Records to use:
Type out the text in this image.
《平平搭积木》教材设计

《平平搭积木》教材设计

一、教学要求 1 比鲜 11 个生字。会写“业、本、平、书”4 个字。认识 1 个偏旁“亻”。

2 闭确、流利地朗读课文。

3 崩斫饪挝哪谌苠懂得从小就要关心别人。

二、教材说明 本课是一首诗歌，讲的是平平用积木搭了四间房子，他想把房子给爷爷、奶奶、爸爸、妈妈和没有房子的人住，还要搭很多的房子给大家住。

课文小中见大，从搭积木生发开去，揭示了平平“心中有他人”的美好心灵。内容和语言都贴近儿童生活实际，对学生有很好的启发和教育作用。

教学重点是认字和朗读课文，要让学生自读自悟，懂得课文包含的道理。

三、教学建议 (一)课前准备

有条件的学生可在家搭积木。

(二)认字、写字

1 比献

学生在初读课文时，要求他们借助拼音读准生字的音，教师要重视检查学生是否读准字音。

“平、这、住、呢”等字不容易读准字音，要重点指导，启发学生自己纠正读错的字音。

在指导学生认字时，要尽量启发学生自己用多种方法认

Exercise requirements:
Retype the records in full. Keep every line identical to the original.

Answer:
Type out the text in this image.
《平平搭积木》教材设计

《平平搭积木》教材设计

一、教学要求 1 比鲜 11 个生字。会写“业、本、平、书”4 个字。认识 1 个偏旁“亻”。

2 闭确、流利地朗读课文。

3 崩斫饪挝哪谌苠懂得从小就要关心别人。

二、教材说明 本课是一首诗歌，讲的是平平用积木搭了四间房子，他想把房子给爷爷、奶奶、爸爸、妈妈和没有房子的人住，还要搭很多的房子给大家住。

课文小中见大，从搭积木生发开去，揭示了平平“心中有他人”的美好心灵。内容和语言都贴近儿童生活实际，对学生有很好的启发和教育作用。

教学重点是认字和朗读课文，要让学生自读自悟，懂得课文包含的道理。

三、教学建议 (一)课前准备

有条件的学生可在家搭积木。

(二)认字、写字

1 比献

学生在初读课文时，要求他们借助拼音读准生字的音，教师要重视检查学生是否读准字音。

“平、这、住、呢”等字不容易读准字音，要重点指导，启发学生自己纠正读错的字音。

在指导学生认字时，要尽量启发学生自己用多种方法认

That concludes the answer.